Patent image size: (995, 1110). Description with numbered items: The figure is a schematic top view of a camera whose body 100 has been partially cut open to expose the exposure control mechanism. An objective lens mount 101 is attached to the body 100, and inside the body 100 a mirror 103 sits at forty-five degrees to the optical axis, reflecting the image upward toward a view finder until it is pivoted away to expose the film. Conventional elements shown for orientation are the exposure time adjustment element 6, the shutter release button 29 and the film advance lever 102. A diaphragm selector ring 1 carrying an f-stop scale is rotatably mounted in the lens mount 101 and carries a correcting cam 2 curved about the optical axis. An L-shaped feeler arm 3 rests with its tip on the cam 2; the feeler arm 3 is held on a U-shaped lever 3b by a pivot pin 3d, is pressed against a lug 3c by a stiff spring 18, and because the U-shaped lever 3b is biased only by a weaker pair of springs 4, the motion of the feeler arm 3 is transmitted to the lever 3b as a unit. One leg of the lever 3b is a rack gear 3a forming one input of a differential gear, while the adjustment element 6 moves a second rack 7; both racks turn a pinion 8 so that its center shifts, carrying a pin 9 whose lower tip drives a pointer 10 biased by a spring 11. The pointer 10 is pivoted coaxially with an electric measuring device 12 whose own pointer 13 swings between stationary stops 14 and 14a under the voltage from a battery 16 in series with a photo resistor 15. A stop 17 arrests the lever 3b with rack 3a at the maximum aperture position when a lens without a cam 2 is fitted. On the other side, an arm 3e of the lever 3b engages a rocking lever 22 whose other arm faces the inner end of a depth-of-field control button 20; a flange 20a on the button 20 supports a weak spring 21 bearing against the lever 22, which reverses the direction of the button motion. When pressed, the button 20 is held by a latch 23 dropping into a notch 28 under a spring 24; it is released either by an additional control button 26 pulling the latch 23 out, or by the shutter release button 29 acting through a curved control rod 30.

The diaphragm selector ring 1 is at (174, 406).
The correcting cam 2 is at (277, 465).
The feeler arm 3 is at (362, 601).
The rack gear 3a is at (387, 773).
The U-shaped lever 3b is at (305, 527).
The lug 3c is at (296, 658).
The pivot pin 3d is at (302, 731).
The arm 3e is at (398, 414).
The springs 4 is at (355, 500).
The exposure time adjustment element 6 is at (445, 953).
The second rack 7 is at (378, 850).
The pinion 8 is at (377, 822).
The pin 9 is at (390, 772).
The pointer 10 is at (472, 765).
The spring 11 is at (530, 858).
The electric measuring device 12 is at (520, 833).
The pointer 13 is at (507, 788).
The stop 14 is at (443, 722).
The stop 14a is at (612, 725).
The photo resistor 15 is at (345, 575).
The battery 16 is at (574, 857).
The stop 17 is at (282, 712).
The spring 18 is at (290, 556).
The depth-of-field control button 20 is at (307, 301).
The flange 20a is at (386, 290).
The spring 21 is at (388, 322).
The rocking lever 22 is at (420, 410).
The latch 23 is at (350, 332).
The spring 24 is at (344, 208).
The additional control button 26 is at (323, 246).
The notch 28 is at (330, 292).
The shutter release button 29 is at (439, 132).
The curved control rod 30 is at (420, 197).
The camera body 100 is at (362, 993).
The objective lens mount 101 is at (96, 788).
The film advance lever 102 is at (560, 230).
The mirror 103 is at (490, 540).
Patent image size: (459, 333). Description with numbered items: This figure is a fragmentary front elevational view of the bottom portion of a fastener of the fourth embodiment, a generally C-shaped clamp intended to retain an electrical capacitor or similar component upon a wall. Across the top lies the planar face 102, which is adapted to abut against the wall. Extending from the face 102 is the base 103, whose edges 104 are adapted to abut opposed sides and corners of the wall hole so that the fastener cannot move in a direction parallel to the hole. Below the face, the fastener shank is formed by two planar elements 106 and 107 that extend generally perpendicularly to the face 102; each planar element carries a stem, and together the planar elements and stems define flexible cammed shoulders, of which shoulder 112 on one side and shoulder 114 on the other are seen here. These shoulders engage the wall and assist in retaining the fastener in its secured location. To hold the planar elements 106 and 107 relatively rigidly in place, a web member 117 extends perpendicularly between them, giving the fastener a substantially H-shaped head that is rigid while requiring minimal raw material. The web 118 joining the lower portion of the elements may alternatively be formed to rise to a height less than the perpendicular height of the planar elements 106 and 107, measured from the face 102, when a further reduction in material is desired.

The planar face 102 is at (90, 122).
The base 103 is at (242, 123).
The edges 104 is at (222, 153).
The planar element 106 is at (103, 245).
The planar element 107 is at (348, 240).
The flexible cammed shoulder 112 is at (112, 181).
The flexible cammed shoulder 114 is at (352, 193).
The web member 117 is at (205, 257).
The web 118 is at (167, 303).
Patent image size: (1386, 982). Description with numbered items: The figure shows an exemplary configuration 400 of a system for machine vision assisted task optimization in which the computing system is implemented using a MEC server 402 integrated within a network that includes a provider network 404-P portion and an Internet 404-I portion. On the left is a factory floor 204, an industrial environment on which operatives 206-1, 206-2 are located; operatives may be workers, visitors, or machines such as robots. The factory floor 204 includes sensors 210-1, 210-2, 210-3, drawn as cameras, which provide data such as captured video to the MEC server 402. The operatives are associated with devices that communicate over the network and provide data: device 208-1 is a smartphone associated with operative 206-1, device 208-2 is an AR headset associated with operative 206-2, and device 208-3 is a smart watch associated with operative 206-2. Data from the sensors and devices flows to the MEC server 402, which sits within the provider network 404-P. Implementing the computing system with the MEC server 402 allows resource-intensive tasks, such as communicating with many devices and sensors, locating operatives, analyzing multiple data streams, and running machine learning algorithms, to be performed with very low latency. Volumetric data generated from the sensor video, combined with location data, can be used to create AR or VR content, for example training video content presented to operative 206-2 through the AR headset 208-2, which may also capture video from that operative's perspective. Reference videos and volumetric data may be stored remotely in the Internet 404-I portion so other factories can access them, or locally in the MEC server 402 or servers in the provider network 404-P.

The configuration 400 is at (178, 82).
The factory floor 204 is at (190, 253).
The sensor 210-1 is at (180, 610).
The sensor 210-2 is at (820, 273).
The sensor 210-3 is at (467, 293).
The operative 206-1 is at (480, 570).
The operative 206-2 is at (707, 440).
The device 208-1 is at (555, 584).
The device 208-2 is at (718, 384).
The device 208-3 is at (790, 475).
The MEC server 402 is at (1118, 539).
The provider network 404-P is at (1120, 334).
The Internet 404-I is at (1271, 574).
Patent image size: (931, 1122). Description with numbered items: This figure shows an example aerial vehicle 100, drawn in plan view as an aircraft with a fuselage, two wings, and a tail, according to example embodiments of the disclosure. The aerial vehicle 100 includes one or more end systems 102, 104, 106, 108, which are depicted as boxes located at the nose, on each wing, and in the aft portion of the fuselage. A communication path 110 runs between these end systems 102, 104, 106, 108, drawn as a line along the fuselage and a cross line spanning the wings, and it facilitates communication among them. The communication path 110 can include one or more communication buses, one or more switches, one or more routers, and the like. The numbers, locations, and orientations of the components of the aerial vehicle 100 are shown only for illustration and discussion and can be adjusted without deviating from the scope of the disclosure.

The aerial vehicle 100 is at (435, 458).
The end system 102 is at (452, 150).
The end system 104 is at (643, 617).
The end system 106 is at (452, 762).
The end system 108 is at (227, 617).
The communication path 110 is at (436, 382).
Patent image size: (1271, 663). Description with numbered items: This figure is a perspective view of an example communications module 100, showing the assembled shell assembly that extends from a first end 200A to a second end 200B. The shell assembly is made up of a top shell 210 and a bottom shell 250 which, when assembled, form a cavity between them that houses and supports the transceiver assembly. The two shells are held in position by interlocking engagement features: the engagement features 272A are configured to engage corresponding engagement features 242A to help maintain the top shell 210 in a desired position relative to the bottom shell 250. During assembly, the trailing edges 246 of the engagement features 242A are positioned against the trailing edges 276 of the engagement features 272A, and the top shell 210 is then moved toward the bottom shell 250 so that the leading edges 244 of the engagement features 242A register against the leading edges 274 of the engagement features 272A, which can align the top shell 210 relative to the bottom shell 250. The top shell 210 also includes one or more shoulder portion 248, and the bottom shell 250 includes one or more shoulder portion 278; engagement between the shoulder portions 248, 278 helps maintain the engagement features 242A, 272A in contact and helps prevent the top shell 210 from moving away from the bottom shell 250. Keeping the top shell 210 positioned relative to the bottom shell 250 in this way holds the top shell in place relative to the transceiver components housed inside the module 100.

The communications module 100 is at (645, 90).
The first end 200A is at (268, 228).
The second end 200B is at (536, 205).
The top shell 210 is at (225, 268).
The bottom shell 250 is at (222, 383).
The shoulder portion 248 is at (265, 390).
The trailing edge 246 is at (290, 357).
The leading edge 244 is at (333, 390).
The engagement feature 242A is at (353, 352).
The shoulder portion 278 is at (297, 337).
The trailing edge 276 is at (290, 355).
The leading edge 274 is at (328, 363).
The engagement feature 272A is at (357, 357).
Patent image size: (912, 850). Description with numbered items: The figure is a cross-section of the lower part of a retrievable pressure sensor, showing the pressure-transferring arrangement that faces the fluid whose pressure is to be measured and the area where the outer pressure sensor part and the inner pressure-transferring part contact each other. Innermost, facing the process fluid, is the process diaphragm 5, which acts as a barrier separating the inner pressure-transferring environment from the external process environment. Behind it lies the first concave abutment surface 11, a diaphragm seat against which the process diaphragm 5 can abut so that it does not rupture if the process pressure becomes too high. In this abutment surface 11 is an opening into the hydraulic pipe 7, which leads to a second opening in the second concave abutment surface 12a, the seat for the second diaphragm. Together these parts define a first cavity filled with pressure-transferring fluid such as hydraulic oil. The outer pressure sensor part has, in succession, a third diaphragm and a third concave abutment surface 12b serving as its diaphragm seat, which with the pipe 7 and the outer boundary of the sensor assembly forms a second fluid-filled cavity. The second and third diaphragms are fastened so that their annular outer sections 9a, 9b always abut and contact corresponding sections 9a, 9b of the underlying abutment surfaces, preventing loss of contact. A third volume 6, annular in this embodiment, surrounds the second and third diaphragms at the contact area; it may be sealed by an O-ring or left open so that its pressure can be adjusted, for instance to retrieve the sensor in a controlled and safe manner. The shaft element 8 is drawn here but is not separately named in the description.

■ STATED TASK ■
Recast the data as a JSON list of strings, one string per line and no blank lines, starting at the line that has "Patent image size: (931, 1122)." and stopping after the line that has "The communication path 110 is at (436, 382).".

■ RESULT BELOW ■
[
  "Patent image size: (931, 1122). Description with numbered items: This figure shows an example aerial vehicle 100, drawn in plan view as an aircraft with a fuselage, two wings, and a tail, according to example embodiments of the disclosure. The aerial vehicle 100 includes one or more end systems 102, 104, 106, 108, which are depicted as boxes located at the nose, on each wing, and in the aft portion of the fuselage. A communication path 110 runs between these end systems 102, 104, 106, 108, drawn as a line along the fuselage and a cross line spanning the wings, and it facilitates communication among them. The communication path 110 can include one or more communication buses, one or more switches, one or more routers, and the like. The numbers, locations, and orientations of the components of the aerial vehicle 100 are shown only for illustration and discussion and can be adjusted without deviating from the scope of the disclosure.",
  "The aerial vehicle 100 is at (435, 458).",
  "The end system 102 is at (452, 150).",
  "The end system 104 is at (643, 617).",
  "The end system 106 is at (452, 762).",
  "The end system 108 is at (227, 617).",
  "The communication path 110 is at (436, 382)."
]